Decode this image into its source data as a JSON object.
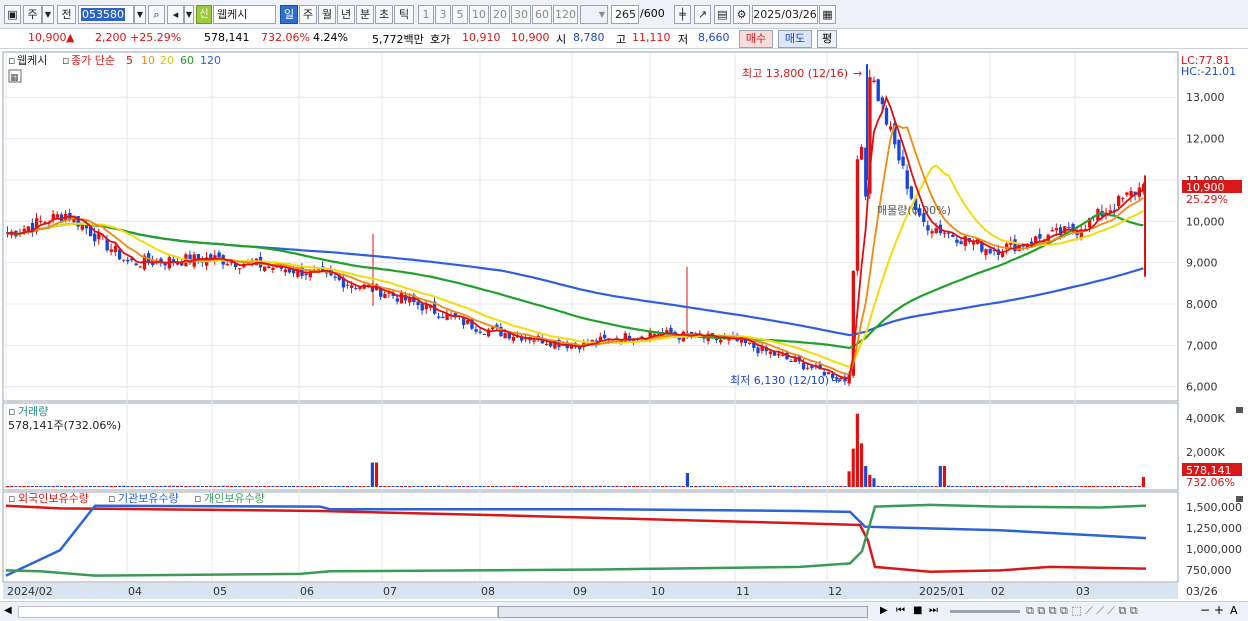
{
  "toolbar": {
    "market_label": "주",
    "all_label": "전",
    "stock_code": "053580",
    "new_tag": "신",
    "stock_name": "웹케시",
    "periods": [
      "일",
      "주",
      "월",
      "년",
      "분",
      "초",
      "틱"
    ],
    "active_period": "일",
    "intervals": [
      "1",
      "3",
      "5",
      "10",
      "20",
      "30",
      "60",
      "120"
    ],
    "bar_count": "265",
    "bar_total": "/600",
    "date": "2025/03/26"
  },
  "quote": {
    "price": "10,900",
    "change": "2,200",
    "change_pct": "+25.29%",
    "volume": "578,141",
    "volume_ratio": "732.06%",
    "turnover_pct": "4.24%",
    "amount": "5,772백만",
    "quote_label": "호가",
    "ask": "10,910",
    "bid": "10,900",
    "open_label": "시",
    "open": "8,780",
    "high_label": "고",
    "high": "11,110",
    "low_label": "저",
    "low": "8,660",
    "buy_label": "매수",
    "sell_label": "매도",
    "avg_label": "평"
  },
  "price_panel": {
    "legend_name": "웹케시",
    "legend_ma_label": "종가 단순",
    "ma_periods": [
      "5",
      "10",
      "20",
      "60",
      "120"
    ],
    "lc": "LC:77.81",
    "hc": "HC:-21.01",
    "high_annotation": "최고 13,800 (12/16)",
    "low_annotation": "최저 6,130 (12/10)",
    "overlay_text": "매물량(0.00%)",
    "current_price_tag": "10,900",
    "current_pct_tag": "25.29%",
    "y_ticks": [
      "13,000",
      "12,000",
      "11,000",
      "10,000",
      "9,000",
      "8,000",
      "7,000",
      "6,000"
    ]
  },
  "volume_panel": {
    "title": "거래량",
    "current": "578,141주(732.06%)",
    "y_ticks": [
      "4,000K",
      "2,000K"
    ],
    "tag_value": "578,141",
    "tag_pct": "732.06%"
  },
  "holding_panel": {
    "legend": [
      "외국인보유수량",
      "기관보유수량",
      "개인보유수량"
    ],
    "y_ticks": [
      "1,500,000",
      "1,250,000",
      "1,000,000",
      "750,000"
    ]
  },
  "x_axis": {
    "labels": [
      "2024/02",
      "04",
      "05",
      "06",
      "07",
      "08",
      "09",
      "10",
      "11",
      "12",
      "2025/01",
      "02",
      "03"
    ],
    "right_label": "03/26"
  },
  "colors": {
    "ma5": "#e01010",
    "ma10": "#f08a10",
    "ma20": "#f2dc10",
    "ma60": "#22a02a",
    "ma120": "#2f5fe0",
    "up": "#e01010",
    "down": "#1a46d8",
    "foreign": "#d81818",
    "institution": "#2e63d6",
    "individual": "#3c9a58"
  },
  "chart_data": [
    {
      "type": "candlestick",
      "title": "웹케시",
      "x_range": [
        "2024/02",
        "2025/03/26"
      ],
      "ylim": [
        5800,
        13900
      ],
      "key_points": [
        {
          "x": "2024/02",
          "close": 9700
        },
        {
          "x": "2024/03",
          "close": 10200
        },
        {
          "x": "2024/04",
          "close": 9000
        },
        {
          "x": "2024/05",
          "close": 9100
        },
        {
          "x": "2024/06",
          "close": 8800
        },
        {
          "x": "2024/07",
          "close": 8300
        },
        {
          "x": "2024/08",
          "close": 7400
        },
        {
          "x": "2024/09",
          "close": 7000
        },
        {
          "x": "2024/10",
          "close": 7300
        },
        {
          "x": "2024/11",
          "close": 7100
        },
        {
          "x": "2024/12/10",
          "low": 6130
        },
        {
          "x": "2024/12/16",
          "high": 13800
        },
        {
          "x": "2025/01",
          "close": 10000
        },
        {
          "x": "2025/02",
          "close": 9300
        },
        {
          "x": "2025/03",
          "close": 9800
        },
        {
          "x": "2025/03/26",
          "open": 8780,
          "high": 11110,
          "low": 8660,
          "close": 10900
        }
      ],
      "moving_averages": {
        "ma60_end": 9700,
        "ma120_end": 8600
      }
    },
    {
      "type": "bar",
      "title": "거래량",
      "unit": "주",
      "latest": 578141,
      "peak_region": "2024/12",
      "peak_value_k": 4200
    },
    {
      "type": "line",
      "series": [
        {
          "name": "외국인보유수량",
          "start": 1500000,
          "end": 760000
        },
        {
          "name": "기관보유수량",
          "start": 650000,
          "end": 1120000
        },
        {
          "name": "개인보유수량",
          "start": 750000,
          "end": 1480000
        }
      ],
      "ylim": [
        650000,
        1600000
      ]
    }
  ]
}
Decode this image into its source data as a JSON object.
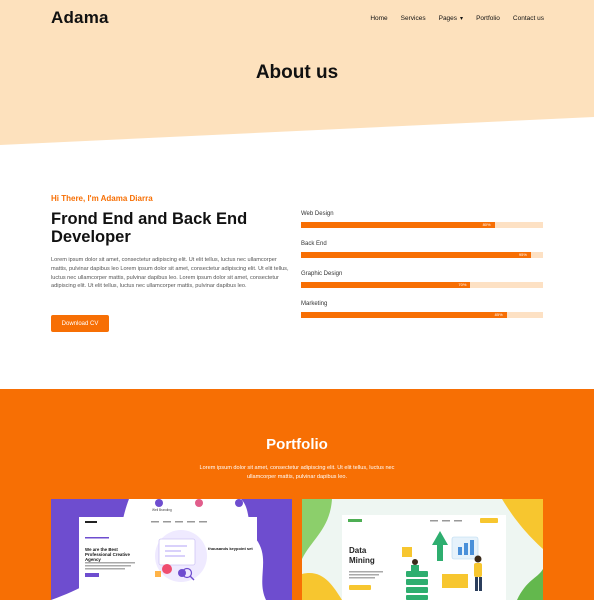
{
  "header": {
    "brand": "Adama",
    "nav": [
      {
        "label": "Home"
      },
      {
        "label": "Services"
      },
      {
        "label": "Pages",
        "has_dropdown": true
      },
      {
        "label": "Portfolio"
      },
      {
        "label": "Contact us"
      }
    ],
    "page_title": "About us"
  },
  "about": {
    "greeting": "Hi There, I'm Adama Diarra",
    "headline": "Frond End and Back End Developer",
    "paragraph": "Lorem ipsum dolor sit amet, consectetur adipiscing elit. Ut elit tellus, luctus nec ullamcorper mattis, pulvinar dapibus leo Lorem ipsum dolor sit amet, consectetur adipiscing elit. Ut elit tellus, luctus nec ullamcorper mattis, pulvinar dapibus leo. Lorem ipsum dolor sit amet, consectetur adipiscing elit. Ut elit tellus, luctus nec ullamcorper mattis, pulvinar dapibus leo.",
    "button_label": "Download CV",
    "skills": [
      {
        "label": "Web Design",
        "value": 80,
        "value_label": "80%"
      },
      {
        "label": "Back End",
        "value": 95,
        "value_label": "95%"
      },
      {
        "label": "Graphic Design",
        "value": 70,
        "value_label": "70%"
      },
      {
        "label": "Marketing",
        "value": 85,
        "value_label": "85%"
      }
    ]
  },
  "portfolio": {
    "title": "Portfolio",
    "description": "Lorem ipsum dolor sit amet, consectetur adipiscing elit. Ut elit tellus, luctus nec ullamcorper mattis, pulvinar dapibus leo.",
    "items": [
      {
        "heading": "We are the Best Professional Creative Agency",
        "subheading": "thousands keypoint set"
      },
      {
        "heading": "Data Mining"
      }
    ]
  },
  "colors": {
    "accent": "#f76f04",
    "hero_bg": "#fde1bd",
    "track": "#fde1c4",
    "purple": "#6e4dcf"
  }
}
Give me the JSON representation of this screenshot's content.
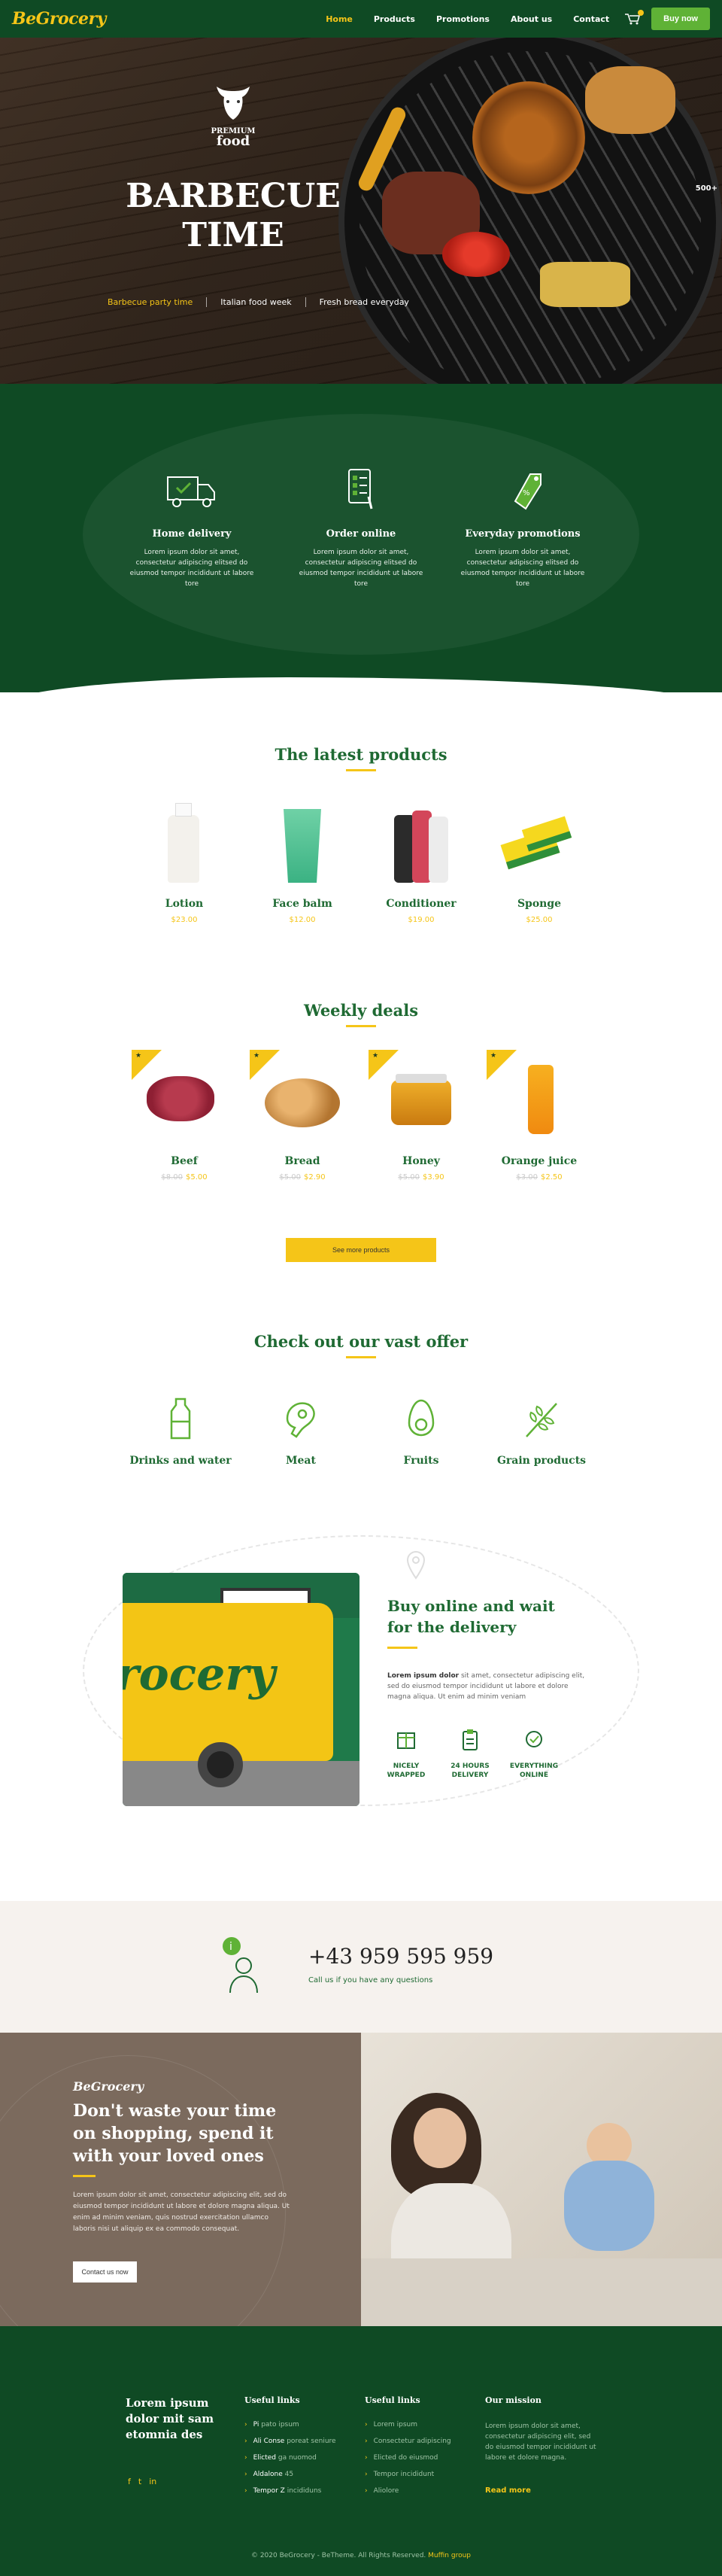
****
• **Set task**
For the data above, state only how many lines include the word "type".

• **Answer in full**
3